Task data |

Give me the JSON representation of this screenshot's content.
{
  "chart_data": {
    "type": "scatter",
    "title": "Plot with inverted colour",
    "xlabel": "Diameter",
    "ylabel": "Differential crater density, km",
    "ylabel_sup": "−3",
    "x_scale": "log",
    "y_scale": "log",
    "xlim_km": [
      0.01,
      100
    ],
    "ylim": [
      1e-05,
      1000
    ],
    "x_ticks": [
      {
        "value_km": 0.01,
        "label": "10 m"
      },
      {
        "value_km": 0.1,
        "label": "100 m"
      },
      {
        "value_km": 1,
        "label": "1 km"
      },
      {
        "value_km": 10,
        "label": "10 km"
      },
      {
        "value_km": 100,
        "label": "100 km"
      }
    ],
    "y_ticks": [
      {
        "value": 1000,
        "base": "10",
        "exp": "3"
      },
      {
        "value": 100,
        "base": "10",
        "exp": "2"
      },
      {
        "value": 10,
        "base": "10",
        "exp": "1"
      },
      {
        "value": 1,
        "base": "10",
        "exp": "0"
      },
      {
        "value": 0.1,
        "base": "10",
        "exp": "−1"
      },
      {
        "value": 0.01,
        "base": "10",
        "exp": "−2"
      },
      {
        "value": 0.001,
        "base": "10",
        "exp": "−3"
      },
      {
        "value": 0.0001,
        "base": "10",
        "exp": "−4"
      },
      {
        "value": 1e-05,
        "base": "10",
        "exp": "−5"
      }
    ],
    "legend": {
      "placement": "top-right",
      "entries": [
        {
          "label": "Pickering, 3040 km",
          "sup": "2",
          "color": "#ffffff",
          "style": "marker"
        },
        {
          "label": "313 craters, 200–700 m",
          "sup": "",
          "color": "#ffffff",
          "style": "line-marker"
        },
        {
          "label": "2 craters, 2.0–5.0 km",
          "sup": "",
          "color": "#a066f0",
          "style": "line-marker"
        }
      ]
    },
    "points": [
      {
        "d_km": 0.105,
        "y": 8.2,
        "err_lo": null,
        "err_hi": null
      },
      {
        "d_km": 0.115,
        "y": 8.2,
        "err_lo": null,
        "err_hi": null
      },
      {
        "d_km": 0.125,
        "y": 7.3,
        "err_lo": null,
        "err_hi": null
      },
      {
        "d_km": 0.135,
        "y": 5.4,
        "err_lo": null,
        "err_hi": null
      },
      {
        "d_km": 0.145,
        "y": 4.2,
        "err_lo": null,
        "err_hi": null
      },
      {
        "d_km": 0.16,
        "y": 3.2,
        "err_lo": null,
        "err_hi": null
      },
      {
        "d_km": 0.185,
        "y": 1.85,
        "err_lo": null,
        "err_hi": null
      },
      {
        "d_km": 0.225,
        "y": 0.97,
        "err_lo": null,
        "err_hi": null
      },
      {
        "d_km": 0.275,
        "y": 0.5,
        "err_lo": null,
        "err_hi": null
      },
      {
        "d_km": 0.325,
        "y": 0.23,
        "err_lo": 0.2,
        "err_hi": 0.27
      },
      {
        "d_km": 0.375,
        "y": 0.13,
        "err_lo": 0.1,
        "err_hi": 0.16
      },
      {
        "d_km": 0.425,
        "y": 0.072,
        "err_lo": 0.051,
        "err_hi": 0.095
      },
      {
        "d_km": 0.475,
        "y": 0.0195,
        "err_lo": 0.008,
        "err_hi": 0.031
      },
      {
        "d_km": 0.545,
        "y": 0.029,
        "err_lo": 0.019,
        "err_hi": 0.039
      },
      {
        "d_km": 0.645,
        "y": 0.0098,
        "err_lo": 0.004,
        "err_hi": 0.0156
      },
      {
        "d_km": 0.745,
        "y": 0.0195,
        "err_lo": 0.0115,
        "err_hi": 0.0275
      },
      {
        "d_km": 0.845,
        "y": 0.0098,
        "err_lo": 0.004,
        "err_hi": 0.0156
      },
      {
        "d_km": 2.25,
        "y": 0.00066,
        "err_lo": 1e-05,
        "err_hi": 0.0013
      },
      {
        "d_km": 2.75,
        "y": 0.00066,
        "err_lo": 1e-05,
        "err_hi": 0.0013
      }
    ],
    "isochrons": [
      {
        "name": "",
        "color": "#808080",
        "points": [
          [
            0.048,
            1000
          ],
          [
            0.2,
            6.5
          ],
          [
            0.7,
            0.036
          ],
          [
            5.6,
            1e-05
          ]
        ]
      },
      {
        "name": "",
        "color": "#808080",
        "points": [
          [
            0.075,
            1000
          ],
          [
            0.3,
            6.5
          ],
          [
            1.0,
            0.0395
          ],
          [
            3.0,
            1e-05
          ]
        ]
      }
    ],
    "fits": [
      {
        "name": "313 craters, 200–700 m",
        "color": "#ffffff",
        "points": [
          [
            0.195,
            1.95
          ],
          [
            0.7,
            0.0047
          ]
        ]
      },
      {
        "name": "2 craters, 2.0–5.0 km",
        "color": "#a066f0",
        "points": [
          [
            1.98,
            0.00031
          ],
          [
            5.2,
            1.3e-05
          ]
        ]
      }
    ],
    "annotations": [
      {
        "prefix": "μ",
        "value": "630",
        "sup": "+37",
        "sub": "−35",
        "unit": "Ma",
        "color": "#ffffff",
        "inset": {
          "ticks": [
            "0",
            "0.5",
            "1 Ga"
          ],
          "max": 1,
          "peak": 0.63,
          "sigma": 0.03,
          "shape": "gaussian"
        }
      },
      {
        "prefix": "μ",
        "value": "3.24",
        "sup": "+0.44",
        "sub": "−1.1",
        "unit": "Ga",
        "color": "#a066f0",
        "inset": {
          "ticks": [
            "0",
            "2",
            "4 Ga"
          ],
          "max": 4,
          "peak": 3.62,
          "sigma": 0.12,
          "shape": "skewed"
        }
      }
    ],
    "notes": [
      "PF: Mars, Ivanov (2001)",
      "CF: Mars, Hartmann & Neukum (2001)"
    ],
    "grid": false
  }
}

Required task | Select all lines in the listing that include the word "name".

Exercise answer |
        "name": "",
        "name": "",
        "name": "313 craters, 200–700 m",
        "name": "2 craters, 2.0–5.0 km",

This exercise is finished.